--- START OF Supplied data ---

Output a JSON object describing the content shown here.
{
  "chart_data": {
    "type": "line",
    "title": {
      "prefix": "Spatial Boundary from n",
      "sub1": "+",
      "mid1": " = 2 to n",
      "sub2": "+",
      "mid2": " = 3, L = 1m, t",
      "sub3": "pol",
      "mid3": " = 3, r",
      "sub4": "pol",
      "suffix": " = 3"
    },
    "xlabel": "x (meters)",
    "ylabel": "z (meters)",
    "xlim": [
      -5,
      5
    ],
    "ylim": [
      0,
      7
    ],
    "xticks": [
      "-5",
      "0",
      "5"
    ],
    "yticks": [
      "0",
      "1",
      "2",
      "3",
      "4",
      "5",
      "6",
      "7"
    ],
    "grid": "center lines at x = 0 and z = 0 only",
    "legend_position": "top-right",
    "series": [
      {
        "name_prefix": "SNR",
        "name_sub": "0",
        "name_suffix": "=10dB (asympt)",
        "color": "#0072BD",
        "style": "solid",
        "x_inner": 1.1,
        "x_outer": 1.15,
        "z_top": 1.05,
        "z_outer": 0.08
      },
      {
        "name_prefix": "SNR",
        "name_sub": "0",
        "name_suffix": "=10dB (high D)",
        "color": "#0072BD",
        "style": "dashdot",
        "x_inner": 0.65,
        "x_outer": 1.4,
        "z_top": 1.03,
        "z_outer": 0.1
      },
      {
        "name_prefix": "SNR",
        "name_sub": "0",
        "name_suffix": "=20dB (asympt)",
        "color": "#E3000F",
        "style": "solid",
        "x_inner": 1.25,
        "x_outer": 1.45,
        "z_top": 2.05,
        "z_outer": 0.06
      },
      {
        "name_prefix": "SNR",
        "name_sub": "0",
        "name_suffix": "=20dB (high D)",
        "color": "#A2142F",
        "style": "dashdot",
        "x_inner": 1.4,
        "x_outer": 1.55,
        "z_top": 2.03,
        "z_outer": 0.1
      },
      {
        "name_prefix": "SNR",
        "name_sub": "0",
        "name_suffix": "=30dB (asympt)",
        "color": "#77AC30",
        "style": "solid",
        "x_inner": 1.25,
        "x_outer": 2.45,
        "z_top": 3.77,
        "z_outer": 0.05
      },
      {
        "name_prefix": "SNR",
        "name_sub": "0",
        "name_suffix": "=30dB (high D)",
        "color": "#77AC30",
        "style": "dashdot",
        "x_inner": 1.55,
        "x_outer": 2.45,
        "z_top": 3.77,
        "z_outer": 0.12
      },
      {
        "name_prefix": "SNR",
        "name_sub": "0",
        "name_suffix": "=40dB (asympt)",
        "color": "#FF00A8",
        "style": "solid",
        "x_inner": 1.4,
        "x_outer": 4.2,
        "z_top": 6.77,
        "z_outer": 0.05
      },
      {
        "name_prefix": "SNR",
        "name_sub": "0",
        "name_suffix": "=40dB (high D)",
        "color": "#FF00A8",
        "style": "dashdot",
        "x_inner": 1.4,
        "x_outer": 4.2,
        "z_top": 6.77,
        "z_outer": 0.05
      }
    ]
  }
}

--- END OF Supplied data ---

> **Task to complete**: Output the lines above verbatim and in full.

> **Solved exercise**:
Output a JSON object describing the content shown here.
{
  "chart_data": {
    "type": "line",
    "title": {
      "prefix": "Spatial Boundary from n",
      "sub1": "+",
      "mid1": " = 2 to n",
      "sub2": "+",
      "mid2": " = 3, L = 1m, t",
      "sub3": "pol",
      "mid3": " = 3, r",
      "sub4": "pol",
      "suffix": " = 3"
    },
    "xlabel": "x (meters)",
    "ylabel": "z (meters)",
    "xlim": [
      -5,
      5
    ],
    "ylim": [
      0,
      7
    ],
    "xticks": [
      "-5",
      "0",
      "5"
    ],
    "yticks": [
      "0",
      "1",
      "2",
      "3",
      "4",
      "5",
      "6",
      "7"
    ],
    "grid": "center lines at x = 0 and z = 0 only",
    "legend_position": "top-right",
    "series": [
      {
        "name_prefix": "SNR",
        "name_sub": "0",
        "name_suffix": "=10dB (asympt)",
        "color": "#0072BD",
        "style": "solid",
        "x_inner": 1.1,
        "x_outer": 1.15,
        "z_top": 1.05,
        "z_outer": 0.08
      },
      {
        "name_prefix": "SNR",
        "name_sub": "0",
        "name_suffix": "=10dB (high D)",
        "color": "#0072BD",
        "style": "dashdot",
        "x_inner": 0.65,
        "x_outer": 1.4,
        "z_top": 1.03,
        "z_outer": 0.1
      },
      {
        "name_prefix": "SNR",
        "name_sub": "0",
        "name_suffix": "=20dB (asympt)",
        "color": "#E3000F",
        "style": "solid",
        "x_inner": 1.25,
        "x_outer": 1.45,
        "z_top": 2.05,
        "z_outer": 0.06
      },
      {
        "name_prefix": "SNR",
        "name_sub": "0",
        "name_suffix": "=20dB (high D)",
        "color": "#A2142F",
        "style": "dashdot",
        "x_inner": 1.4,
        "x_outer": 1.55,
        "z_top": 2.03,
        "z_outer": 0.1
      },
      {
        "name_prefix": "SNR",
        "name_sub": "0",
        "name_suffix": "=30dB (asympt)",
        "color": "#77AC30",
        "style": "solid",
        "x_inner": 1.25,
        "x_outer": 2.45,
        "z_top": 3.77,
        "z_outer": 0.05
      },
      {
        "name_prefix": "SNR",
        "name_sub": "0",
        "name_suffix": "=30dB (high D)",
        "color": "#77AC30",
        "style": "dashdot",
        "x_inner": 1.55,
        "x_outer": 2.45,
        "z_top": 3.77,
        "z_outer": 0.12
      },
      {
        "name_prefix": "SNR",
        "name_sub": "0",
        "name_suffix": "=40dB (asympt)",
        "color": "#FF00A8",
        "style": "solid",
        "x_inner": 1.4,
        "x_outer": 4.2,
        "z_top": 6.77,
        "z_outer": 0.05
      },
      {
        "name_prefix": "SNR",
        "name_sub": "0",
        "name_suffix": "=40dB (high D)",
        "color": "#FF00A8",
        "style": "dashdot",
        "x_inner": 1.4,
        "x_outer": 4.2,
        "z_top": 6.77,
        "z_outer": 0.05
      }
    ]
  }
}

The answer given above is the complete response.